OBJECTIVE ->
Extract every line below that contains the word "type".

SUPPLIED ENTRIES ->
━━━━━━━━━━━━━━━━━━━━
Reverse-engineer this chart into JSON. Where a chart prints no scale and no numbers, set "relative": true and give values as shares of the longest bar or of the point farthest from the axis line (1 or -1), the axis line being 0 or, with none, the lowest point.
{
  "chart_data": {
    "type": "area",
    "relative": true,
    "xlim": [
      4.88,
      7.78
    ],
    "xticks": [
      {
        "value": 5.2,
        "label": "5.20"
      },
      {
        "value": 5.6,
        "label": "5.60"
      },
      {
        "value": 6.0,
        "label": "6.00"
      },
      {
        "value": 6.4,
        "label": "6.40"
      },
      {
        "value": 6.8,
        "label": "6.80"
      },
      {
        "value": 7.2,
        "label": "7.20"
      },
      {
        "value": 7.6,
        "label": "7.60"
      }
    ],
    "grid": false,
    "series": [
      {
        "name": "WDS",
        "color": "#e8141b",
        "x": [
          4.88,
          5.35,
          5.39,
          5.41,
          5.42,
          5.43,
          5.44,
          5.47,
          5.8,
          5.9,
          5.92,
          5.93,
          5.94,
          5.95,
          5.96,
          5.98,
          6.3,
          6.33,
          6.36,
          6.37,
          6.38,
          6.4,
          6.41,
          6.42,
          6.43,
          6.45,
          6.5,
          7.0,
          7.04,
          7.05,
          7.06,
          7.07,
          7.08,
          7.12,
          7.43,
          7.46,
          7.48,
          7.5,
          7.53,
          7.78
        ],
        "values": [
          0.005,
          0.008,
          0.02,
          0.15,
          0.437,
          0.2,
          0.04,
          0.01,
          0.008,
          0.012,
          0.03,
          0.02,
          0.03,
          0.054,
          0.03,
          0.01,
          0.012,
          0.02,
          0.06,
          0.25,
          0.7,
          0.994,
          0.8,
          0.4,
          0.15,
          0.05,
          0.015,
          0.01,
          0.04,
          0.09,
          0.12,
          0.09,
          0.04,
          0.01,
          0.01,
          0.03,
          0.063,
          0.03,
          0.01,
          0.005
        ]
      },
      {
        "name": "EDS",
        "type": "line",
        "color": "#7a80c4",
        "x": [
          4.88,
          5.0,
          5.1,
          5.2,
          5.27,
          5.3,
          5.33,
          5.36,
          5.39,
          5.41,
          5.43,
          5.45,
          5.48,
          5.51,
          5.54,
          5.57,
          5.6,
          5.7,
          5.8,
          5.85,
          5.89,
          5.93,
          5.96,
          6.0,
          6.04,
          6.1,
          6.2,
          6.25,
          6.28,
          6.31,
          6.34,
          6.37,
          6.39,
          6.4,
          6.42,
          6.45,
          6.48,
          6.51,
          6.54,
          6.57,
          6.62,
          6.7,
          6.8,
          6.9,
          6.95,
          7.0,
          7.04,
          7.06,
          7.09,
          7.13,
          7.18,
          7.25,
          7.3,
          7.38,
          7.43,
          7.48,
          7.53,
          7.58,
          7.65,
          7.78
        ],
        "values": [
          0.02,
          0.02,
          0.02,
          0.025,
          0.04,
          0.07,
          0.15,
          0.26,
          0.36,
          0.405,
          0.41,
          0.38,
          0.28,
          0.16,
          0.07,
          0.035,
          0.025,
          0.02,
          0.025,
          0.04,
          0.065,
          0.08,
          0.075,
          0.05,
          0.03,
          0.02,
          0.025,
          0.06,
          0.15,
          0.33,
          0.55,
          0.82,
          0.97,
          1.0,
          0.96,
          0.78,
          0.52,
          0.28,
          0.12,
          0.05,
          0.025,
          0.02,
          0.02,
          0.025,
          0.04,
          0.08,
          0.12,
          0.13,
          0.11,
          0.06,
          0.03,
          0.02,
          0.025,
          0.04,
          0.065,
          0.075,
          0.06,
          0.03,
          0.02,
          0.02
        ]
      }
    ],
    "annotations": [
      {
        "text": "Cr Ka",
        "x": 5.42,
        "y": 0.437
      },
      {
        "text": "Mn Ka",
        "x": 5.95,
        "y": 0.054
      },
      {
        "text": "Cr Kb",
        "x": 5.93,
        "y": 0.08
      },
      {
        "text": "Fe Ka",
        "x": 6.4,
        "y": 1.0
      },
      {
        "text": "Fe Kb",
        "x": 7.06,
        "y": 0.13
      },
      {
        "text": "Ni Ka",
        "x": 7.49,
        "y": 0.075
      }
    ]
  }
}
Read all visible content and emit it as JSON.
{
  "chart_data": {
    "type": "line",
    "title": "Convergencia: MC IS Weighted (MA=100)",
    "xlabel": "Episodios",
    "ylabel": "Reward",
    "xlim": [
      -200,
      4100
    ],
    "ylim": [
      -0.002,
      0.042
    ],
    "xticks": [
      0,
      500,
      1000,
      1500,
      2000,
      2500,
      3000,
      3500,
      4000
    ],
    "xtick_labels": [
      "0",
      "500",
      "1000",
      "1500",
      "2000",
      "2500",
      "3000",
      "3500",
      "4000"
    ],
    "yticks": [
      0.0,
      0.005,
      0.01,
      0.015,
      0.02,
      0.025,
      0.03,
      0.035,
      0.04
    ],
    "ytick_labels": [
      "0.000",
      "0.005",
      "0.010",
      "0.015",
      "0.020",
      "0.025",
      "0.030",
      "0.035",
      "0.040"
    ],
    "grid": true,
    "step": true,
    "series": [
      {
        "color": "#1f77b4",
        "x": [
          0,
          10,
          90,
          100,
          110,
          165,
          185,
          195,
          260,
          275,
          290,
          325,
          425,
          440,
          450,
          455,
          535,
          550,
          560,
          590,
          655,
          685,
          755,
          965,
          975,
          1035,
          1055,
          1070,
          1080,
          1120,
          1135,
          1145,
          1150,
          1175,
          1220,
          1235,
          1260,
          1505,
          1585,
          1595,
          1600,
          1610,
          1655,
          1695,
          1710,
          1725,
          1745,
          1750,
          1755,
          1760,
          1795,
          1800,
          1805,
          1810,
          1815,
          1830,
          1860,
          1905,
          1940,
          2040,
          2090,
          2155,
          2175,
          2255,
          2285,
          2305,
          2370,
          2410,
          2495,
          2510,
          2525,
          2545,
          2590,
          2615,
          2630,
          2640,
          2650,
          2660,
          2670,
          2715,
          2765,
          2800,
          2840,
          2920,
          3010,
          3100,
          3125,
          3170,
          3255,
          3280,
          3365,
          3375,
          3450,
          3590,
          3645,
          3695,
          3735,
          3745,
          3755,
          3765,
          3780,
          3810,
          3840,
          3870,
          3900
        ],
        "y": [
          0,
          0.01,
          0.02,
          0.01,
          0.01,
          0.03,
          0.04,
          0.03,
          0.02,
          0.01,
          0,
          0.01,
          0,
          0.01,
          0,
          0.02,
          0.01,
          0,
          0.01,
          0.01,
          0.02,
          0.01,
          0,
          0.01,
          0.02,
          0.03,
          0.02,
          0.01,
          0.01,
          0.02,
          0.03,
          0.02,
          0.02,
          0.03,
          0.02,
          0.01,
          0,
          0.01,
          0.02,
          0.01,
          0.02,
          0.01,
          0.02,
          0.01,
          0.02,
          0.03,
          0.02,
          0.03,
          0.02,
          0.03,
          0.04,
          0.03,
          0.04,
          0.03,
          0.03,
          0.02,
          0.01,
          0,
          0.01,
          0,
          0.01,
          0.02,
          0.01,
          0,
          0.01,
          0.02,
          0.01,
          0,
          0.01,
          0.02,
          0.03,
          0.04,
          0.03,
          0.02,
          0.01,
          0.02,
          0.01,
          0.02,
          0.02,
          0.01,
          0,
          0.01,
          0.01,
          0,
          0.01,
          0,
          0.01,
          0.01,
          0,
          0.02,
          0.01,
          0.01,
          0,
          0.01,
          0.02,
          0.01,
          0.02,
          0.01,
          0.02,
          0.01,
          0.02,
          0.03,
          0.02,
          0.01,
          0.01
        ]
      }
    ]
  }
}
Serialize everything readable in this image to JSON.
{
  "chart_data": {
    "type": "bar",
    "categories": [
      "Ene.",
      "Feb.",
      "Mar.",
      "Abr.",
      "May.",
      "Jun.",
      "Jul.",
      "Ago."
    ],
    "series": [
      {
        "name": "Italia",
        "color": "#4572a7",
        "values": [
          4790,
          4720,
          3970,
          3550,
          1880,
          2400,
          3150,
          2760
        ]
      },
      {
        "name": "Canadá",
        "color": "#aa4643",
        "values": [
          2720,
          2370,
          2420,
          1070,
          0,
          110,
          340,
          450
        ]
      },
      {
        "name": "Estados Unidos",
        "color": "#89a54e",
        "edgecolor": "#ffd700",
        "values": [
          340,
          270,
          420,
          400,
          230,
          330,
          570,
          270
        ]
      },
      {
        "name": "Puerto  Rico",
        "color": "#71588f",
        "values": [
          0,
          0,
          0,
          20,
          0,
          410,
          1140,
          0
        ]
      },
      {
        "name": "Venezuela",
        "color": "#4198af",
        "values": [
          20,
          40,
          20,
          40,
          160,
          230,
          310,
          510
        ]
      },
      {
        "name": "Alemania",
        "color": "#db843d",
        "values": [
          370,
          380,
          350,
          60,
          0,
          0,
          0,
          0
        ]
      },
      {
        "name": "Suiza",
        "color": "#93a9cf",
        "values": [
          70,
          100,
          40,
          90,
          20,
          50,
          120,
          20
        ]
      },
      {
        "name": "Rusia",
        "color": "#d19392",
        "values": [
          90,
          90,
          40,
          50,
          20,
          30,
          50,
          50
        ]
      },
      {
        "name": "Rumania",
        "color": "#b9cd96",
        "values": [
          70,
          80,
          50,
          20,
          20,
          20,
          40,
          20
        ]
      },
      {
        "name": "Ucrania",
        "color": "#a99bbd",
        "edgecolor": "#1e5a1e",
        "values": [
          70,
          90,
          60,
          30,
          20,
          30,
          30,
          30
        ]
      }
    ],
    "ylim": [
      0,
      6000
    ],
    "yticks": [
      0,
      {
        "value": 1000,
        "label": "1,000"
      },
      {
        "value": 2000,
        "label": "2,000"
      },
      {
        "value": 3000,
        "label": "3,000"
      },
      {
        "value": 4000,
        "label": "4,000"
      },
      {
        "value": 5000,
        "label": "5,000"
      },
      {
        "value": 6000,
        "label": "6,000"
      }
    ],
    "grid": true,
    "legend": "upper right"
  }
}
━━━━━━━━━━━━━━━━━━━━
COMPLETED TASK ->
    "type": "area",
        "type": "line",
    "type": "line",
    "type": "bar",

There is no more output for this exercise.